## TASK OBJECTIVE
Take the material below and write it all out again exactly.

--

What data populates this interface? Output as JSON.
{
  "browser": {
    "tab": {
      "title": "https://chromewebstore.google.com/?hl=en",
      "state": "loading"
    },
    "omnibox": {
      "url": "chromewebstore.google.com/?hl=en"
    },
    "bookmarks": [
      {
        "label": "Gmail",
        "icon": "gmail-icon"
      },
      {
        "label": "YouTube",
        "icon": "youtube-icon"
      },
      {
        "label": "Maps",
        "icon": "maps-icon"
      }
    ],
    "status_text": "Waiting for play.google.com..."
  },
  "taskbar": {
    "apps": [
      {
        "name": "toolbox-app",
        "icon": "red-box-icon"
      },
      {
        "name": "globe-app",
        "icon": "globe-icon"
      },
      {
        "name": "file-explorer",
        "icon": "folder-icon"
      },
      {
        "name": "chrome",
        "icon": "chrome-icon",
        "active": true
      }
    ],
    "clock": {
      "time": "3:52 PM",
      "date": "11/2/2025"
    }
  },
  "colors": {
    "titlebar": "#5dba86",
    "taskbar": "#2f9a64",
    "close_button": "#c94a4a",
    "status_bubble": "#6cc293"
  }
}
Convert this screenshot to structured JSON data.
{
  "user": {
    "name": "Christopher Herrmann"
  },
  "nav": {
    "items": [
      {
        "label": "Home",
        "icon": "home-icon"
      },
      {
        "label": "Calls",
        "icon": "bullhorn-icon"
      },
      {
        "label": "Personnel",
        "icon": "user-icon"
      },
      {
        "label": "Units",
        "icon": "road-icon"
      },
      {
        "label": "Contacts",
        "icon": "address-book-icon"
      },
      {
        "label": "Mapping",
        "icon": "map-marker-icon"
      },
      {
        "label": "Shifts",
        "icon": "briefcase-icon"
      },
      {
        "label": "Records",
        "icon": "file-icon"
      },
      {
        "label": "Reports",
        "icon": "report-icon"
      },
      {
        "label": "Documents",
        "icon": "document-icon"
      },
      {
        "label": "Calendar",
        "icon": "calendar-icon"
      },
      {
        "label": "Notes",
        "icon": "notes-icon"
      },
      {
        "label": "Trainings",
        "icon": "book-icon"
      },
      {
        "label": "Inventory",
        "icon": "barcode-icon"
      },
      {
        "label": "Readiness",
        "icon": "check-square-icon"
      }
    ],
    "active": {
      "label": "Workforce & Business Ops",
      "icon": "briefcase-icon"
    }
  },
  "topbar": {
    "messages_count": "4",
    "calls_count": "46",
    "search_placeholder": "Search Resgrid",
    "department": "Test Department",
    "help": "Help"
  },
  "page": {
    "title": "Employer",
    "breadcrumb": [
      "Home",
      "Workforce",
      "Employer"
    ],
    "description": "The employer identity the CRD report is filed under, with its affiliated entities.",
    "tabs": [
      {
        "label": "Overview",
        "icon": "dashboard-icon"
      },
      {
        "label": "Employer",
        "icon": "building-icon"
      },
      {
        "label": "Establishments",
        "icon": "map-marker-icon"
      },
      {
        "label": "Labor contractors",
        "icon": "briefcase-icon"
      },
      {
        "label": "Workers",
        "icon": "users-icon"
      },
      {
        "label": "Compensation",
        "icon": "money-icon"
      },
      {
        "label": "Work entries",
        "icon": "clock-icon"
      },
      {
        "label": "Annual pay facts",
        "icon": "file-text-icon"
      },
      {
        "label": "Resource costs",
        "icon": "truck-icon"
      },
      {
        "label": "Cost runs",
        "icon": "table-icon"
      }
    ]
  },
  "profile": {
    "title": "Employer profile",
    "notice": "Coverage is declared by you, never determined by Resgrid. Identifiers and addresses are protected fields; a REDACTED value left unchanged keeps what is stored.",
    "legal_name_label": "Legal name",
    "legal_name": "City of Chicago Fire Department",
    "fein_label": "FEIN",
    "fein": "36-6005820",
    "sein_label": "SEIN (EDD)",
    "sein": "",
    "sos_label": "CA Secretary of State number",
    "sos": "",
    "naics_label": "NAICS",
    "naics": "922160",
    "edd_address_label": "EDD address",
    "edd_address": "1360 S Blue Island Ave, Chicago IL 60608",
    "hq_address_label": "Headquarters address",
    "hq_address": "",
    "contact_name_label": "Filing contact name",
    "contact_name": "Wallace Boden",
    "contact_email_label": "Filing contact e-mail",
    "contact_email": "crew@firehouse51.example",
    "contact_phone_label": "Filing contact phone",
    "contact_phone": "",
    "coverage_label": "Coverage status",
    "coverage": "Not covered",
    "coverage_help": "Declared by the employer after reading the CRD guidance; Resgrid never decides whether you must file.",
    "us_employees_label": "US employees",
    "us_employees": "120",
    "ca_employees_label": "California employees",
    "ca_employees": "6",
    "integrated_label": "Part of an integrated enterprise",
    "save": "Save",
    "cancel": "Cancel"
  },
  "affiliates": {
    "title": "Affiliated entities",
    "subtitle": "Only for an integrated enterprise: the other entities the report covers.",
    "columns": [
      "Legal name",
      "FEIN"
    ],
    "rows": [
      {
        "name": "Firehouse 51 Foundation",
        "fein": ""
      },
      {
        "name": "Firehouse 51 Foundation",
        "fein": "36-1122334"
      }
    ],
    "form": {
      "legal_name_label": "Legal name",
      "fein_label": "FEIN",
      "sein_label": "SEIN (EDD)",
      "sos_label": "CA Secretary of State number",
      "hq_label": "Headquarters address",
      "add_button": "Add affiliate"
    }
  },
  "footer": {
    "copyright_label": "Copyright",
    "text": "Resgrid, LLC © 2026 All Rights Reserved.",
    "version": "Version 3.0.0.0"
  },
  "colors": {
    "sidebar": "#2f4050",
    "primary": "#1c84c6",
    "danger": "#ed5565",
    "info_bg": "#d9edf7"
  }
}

--

## THE SOLUTION
What data populates this interface? Output as JSON.
{
  "browser": {
    "tab": {
      "title": "https://chromewebstore.google.com/?hl=en",
      "state": "loading"
    },
    "omnibox": {
      "url": "chromewebstore.google.com/?hl=en"
    },
    "bookmarks": [
      {
        "label": "Gmail",
        "icon": "gmail-icon"
      },
      {
        "label": "YouTube",
        "icon": "youtube-icon"
      },
      {
        "label": "Maps",
        "icon": "maps-icon"
      }
    ],
    "status_text": "Waiting for play.google.com..."
  },
  "taskbar": {
    "apps": [
      {
        "name": "toolbox-app",
        "icon": "red-box-icon"
      },
      {
        "name": "globe-app",
        "icon": "globe-icon"
      },
      {
        "name": "file-explorer",
        "icon": "folder-icon"
      },
      {
        "name": "chrome",
        "icon": "chrome-icon",
        "active": true
      }
    ],
    "clock": {
      "time": "3:52 PM",
      "date": "11/2/2025"
    }
  },
  "colors": {
    "titlebar": "#5dba86",
    "taskbar": "#2f9a64",
    "close_button": "#c94a4a",
    "status_bubble": "#6cc293"
  }
}
Convert this screenshot to structured JSON data.
{
  "user": {
    "name": "Christopher Herrmann"
  },
  "nav": {
    "items": [
      {
        "label": "Home",
        "icon": "home-icon"
      },
      {
        "label": "Calls",
        "icon": "bullhorn-icon"
      },
      {
        "label": "Personnel",
        "icon": "user-icon"
      },
      {
        "label": "Units",
        "icon": "road-icon"
      },
      {
        "label": "Contacts",
        "icon": "address-book-icon"
      },
      {
        "label": "Mapping",
        "icon": "map-marker-icon"
      },
      {
        "label": "Shifts",
        "icon": "briefcase-icon"
      },
      {
        "label": "Records",
        "icon": "file-icon"
      },
      {
        "label": "Reports",
        "icon": "report-icon"
      },
      {
        "label": "Documents",
        "icon": "document-icon"
      },
      {
        "label": "Calendar",
        "icon": "calendar-icon"
      },
      {
        "label": "Notes",
        "icon": "notes-icon"
      },
      {
        "label": "Trainings",
        "icon": "book-icon"
      },
      {
        "label": "Inventory",
        "icon": "barcode-icon"
      },
      {
        "label": "Readiness",
        "icon": "check-square-icon"
      }
    ],
    "active": {
      "label": "Workforce & Business Ops",
      "icon": "briefcase-icon"
    }
  },
  "topbar": {
    "messages_count": "4",
    "calls_count": "46",
    "search_placeholder": "Search Resgrid",
    "department": "Test Department",
    "help": "Help"
  },
  "page": {
    "title": "Employer",
    "breadcrumb": [
      "Home",
      "Workforce",
      "Employer"
    ],
    "description": "The employer identity the CRD report is filed under, with its affiliated entities.",
    "tabs": [
      {
        "label": "Overview",
        "icon": "dashboard-icon"
      },
      {
        "label": "Employer",
        "icon": "building-icon"
      },
      {
        "label": "Establishments",
        "icon": "map-marker-icon"
      },
      {
        "label": "Labor contractors",
        "icon": "briefcase-icon"
      },
      {
        "label": "Workers",
        "icon": "users-icon"
      },
      {
        "label": "Compensation",
        "icon": "money-icon"
      },
      {
        "label": "Work entries",
        "icon": "clock-icon"
      },
      {
        "label": "Annual pay facts",
        "icon": "file-text-icon"
      },
      {
        "label": "Resource costs",
        "icon": "truck-icon"
      },
      {
        "label": "Cost runs",
        "icon": "table-icon"
      }
    ]
  },
  "profile": {
    "title": "Employer profile",
    "notice": "Coverage is declared by you, never determined by Resgrid. Identifiers and addresses are protected fields; a REDACTED value left unchanged keeps what is stored.",
    "legal_name_label": "Legal name",
    "legal_name": "City of Chicago Fire Department",
    "fein_label": "FEIN",
    "fein": "36-6005820",
    "sein_label": "SEIN (EDD)",
    "sein": "",
    "sos_label": "CA Secretary of State number",
    "sos": "",
    "naics_label": "NAICS",
    "naics": "922160",
    "edd_address_label": "EDD address",
    "edd_address": "1360 S Blue Island Ave, Chicago IL 60608",
    "hq_address_label": "Headquarters address",
    "hq_address": "",
    "contact_name_label": "Filing contact name",
    "contact_name": "Wallace Boden",
    "contact_email_label": "Filing contact e-mail",
    "contact_email": "crew@firehouse51.example",
    "contact_phone_label": "Filing contact phone",
    "contact_phone": "",
    "coverage_label": "Coverage status",
    "coverage": "Not covered",
    "coverage_help": "Declared by the employer after reading the CRD guidance; Resgrid never decides whether you must file.",
    "us_employees_label": "US employees",
    "us_employees": "120",
    "ca_employees_label": "California employees",
    "ca_employees": "6",
    "integrated_label": "Part of an integrated enterprise",
    "save": "Save",
    "cancel": "Cancel"
  },
  "affiliates": {
    "title": "Affiliated entities",
    "subtitle": "Only for an integrated enterprise: the other entities the report covers.",
    "columns": [
      "Legal name",
      "FEIN"
    ],
    "rows": [
      {
        "name": "Firehouse 51 Foundation",
        "fein": ""
      },
      {
        "name": "Firehouse 51 Foundation",
        "fein": "36-1122334"
      }
    ],
    "form": {
      "legal_name_label": "Legal name",
      "fein_label": "FEIN",
      "sein_label": "SEIN (EDD)",
      "sos_label": "CA Secretary of State number",
      "hq_label": "Headquarters address",
      "add_button": "Add affiliate"
    }
  },
  "footer": {
    "copyright_label": "Copyright",
    "text": "Resgrid, LLC © 2026 All Rights Reserved.",
    "version": "Version 3.0.0.0"
  },
  "colors": {
    "sidebar": "#2f4050",
    "primary": "#1c84c6",
    "danger": "#ed5565",
    "info_bg": "#d9edf7"
  }
}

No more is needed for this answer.